▶ WHAT TO WORK ON
Below is a block of records. Copy every line in it that contains the word "title".

▶ PROVIDED DATA

· · · · ·

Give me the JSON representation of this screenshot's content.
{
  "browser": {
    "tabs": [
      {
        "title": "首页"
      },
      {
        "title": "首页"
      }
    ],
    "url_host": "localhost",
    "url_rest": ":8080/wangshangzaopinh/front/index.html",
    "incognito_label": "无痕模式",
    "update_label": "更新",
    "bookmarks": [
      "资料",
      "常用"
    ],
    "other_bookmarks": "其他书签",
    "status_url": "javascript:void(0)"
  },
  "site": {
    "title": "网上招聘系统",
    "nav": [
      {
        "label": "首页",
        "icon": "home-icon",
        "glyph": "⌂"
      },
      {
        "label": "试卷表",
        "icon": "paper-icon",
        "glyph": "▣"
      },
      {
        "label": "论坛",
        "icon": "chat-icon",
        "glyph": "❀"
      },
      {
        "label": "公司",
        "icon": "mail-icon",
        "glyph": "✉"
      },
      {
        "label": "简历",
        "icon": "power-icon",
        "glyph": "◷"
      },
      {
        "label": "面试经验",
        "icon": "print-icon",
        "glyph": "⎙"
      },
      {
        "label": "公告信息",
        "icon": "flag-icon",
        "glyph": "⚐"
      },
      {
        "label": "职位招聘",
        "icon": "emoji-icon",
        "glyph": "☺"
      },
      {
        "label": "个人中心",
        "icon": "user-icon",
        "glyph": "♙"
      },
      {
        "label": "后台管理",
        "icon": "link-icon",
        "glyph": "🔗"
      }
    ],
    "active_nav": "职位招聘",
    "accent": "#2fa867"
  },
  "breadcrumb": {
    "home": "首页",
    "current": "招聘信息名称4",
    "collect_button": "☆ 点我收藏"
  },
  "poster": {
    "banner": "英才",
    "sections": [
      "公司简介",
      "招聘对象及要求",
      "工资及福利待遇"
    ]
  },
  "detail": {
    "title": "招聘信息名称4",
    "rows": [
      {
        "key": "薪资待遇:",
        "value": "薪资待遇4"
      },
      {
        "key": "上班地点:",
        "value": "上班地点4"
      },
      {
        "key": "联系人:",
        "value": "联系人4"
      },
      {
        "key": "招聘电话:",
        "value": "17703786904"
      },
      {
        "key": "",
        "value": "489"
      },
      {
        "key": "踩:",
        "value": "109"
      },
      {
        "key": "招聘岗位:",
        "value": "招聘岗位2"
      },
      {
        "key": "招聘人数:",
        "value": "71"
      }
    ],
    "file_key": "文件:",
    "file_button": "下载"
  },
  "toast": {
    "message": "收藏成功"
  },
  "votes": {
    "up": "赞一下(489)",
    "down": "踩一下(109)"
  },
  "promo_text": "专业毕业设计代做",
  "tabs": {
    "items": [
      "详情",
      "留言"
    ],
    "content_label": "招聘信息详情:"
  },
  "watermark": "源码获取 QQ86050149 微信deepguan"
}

· · · · ·

▶ FINISHED EXERCISE
        "title": "首页"
        "title": "首页"
    "title": "网上招聘系统",
    "title": "招聘信息名称4",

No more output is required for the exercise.